• _Items_
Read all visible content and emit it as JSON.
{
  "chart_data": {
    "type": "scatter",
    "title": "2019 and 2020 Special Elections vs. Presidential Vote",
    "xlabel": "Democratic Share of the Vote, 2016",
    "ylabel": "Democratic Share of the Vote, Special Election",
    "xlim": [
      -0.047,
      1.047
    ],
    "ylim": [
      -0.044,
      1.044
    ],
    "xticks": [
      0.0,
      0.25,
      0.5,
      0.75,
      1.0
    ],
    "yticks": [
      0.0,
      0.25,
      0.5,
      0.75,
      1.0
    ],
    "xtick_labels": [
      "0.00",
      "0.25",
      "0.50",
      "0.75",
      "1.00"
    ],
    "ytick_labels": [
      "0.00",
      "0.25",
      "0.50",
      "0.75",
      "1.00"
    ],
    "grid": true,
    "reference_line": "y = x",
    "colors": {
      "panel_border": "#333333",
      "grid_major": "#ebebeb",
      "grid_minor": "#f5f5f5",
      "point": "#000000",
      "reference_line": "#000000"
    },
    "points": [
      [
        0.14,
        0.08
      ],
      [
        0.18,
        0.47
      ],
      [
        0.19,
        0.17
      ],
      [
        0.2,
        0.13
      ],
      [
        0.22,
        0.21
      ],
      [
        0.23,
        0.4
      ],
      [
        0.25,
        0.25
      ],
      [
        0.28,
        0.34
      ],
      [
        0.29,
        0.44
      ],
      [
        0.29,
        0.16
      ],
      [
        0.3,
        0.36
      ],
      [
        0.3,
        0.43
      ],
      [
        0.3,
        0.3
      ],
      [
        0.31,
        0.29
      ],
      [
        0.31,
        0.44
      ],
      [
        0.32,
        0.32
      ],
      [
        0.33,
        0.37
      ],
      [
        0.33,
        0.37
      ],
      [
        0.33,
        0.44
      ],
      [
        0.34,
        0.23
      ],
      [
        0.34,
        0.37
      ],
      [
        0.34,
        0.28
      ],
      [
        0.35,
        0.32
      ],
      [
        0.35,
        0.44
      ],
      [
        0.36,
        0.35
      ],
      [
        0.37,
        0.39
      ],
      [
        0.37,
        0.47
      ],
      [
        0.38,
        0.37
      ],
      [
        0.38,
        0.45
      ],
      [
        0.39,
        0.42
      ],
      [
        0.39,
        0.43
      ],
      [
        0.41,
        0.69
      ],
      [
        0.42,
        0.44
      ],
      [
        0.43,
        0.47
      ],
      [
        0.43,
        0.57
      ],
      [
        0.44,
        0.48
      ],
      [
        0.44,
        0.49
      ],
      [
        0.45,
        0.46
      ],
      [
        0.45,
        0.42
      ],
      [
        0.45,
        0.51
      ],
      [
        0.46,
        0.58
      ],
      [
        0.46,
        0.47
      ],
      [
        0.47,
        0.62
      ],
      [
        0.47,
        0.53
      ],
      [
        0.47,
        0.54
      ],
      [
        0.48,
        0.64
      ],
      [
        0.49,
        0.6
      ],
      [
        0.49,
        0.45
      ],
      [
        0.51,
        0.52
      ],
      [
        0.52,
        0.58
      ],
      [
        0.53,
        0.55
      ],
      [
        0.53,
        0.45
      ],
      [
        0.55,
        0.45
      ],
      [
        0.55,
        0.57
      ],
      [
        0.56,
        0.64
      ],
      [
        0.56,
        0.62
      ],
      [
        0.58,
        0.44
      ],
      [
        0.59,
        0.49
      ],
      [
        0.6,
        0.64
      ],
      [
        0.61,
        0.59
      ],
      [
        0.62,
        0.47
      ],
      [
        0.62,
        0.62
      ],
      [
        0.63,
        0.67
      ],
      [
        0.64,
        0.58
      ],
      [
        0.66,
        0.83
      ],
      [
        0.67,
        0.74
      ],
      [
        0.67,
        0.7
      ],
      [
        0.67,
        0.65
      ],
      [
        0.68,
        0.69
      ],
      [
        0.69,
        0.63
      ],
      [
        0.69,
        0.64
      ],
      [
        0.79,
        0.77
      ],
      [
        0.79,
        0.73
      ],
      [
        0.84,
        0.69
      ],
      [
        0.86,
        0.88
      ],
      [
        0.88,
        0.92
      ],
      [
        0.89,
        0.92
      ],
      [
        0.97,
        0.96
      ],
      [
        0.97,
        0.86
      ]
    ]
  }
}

• _Aim of the exercise_
Return all lines containing "Vote".

• _Response_
    "title": "2019 and 2020 Special Elections vs. Presidential Vote",
    "xlabel": "Democratic Share of the Vote, 2016",
    "ylabel": "Democratic Share of the Vote, Special Election",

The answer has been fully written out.